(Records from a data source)
--- begin ---

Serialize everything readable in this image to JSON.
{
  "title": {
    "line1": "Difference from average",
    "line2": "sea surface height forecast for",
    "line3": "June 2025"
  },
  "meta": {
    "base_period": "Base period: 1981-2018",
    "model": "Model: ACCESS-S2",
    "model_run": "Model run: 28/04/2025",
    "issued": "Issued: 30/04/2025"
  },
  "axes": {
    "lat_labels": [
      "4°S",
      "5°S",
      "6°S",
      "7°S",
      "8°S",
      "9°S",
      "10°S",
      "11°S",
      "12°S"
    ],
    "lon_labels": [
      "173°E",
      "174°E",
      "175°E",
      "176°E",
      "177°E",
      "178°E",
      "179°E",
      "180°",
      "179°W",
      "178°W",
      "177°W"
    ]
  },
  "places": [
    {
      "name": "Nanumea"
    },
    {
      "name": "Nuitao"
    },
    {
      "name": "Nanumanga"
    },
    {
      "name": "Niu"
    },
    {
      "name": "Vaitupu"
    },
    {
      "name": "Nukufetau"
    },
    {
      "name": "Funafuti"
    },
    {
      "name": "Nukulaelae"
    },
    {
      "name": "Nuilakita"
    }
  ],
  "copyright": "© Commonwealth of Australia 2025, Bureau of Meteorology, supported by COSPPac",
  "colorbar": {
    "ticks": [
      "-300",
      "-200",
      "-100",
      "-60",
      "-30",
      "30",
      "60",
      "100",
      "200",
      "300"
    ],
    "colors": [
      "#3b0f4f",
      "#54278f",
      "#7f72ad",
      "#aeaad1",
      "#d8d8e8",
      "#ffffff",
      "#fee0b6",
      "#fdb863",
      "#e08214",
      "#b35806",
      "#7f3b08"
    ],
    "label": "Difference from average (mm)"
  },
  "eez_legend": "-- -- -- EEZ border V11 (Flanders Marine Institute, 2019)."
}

--- end ---

**Problem statement**
Retype all of the material above with every character intact.

**Complete answer**
Serialize everything readable in this image to JSON.
{
  "title": {
    "line1": "Difference from average",
    "line2": "sea surface height forecast for",
    "line3": "June 2025"
  },
  "meta": {
    "base_period": "Base period: 1981-2018",
    "model": "Model: ACCESS-S2",
    "model_run": "Model run: 28/04/2025",
    "issued": "Issued: 30/04/2025"
  },
  "axes": {
    "lat_labels": [
      "4°S",
      "5°S",
      "6°S",
      "7°S",
      "8°S",
      "9°S",
      "10°S",
      "11°S",
      "12°S"
    ],
    "lon_labels": [
      "173°E",
      "174°E",
      "175°E",
      "176°E",
      "177°E",
      "178°E",
      "179°E",
      "180°",
      "179°W",
      "178°W",
      "177°W"
    ]
  },
  "places": [
    {
      "name": "Nanumea"
    },
    {
      "name": "Nuitao"
    },
    {
      "name": "Nanumanga"
    },
    {
      "name": "Niu"
    },
    {
      "name": "Vaitupu"
    },
    {
      "name": "Nukufetau"
    },
    {
      "name": "Funafuti"
    },
    {
      "name": "Nukulaelae"
    },
    {
      "name": "Nuilakita"
    }
  ],
  "copyright": "© Commonwealth of Australia 2025, Bureau of Meteorology, supported by COSPPac",
  "colorbar": {
    "ticks": [
      "-300",
      "-200",
      "-100",
      "-60",
      "-30",
      "30",
      "60",
      "100",
      "200",
      "300"
    ],
    "colors": [
      "#3b0f4f",
      "#54278f",
      "#7f72ad",
      "#aeaad1",
      "#d8d8e8",
      "#ffffff",
      "#fee0b6",
      "#fdb863",
      "#e08214",
      "#b35806",
      "#7f3b08"
    ],
    "label": "Difference from average (mm)"
  },
  "eez_legend": "-- -- -- EEZ border V11 (Flanders Marine Institute, 2019)."
}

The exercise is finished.